-- What is required --
Return the count of lines that mention "structure", with no other words.

[Part of a data file]
----

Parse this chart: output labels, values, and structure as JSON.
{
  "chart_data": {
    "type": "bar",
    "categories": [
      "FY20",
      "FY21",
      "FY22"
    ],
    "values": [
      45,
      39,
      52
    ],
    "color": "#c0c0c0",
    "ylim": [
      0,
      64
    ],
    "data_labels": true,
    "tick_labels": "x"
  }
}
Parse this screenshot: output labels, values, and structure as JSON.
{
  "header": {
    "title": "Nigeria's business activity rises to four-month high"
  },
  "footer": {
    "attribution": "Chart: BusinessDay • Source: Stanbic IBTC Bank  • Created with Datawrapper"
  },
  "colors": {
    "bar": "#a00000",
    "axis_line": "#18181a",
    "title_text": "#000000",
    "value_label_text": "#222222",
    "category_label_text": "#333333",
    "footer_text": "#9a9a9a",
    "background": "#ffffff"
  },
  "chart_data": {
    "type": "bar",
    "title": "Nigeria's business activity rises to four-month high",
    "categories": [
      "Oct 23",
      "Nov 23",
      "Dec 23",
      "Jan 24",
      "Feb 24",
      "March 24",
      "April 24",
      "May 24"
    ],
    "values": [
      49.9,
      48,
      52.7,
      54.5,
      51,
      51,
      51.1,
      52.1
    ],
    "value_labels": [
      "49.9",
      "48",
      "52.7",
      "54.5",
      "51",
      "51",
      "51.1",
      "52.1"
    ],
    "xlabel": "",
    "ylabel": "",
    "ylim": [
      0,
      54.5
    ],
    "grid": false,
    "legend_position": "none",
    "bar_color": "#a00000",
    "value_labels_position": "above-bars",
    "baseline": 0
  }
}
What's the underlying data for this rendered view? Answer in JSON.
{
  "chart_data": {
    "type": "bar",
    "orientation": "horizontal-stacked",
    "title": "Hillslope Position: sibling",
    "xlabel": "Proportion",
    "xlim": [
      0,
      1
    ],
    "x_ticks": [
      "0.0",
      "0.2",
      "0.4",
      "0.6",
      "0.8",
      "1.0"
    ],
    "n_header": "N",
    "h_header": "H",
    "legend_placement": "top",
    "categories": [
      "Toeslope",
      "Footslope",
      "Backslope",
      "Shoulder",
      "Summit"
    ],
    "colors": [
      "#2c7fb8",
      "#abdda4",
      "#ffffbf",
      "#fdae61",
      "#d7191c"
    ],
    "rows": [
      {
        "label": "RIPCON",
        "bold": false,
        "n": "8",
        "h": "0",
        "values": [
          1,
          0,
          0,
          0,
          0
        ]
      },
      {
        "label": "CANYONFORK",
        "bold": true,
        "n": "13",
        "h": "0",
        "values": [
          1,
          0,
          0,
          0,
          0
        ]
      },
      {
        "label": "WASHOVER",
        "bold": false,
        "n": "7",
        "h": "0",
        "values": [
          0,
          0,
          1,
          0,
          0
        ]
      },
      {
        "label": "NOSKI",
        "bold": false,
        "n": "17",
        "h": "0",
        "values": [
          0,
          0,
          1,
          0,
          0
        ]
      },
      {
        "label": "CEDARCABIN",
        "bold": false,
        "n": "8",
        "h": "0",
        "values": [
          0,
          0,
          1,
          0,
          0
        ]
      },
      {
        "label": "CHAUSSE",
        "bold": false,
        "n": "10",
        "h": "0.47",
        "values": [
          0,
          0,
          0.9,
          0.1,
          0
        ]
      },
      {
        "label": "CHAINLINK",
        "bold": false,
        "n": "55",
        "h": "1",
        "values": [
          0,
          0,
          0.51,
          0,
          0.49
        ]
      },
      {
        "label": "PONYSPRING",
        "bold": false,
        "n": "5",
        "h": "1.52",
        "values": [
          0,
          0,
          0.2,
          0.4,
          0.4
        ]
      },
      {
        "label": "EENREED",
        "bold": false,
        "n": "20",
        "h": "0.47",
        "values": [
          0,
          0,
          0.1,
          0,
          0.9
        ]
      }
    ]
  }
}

----

-- Result of this task --
2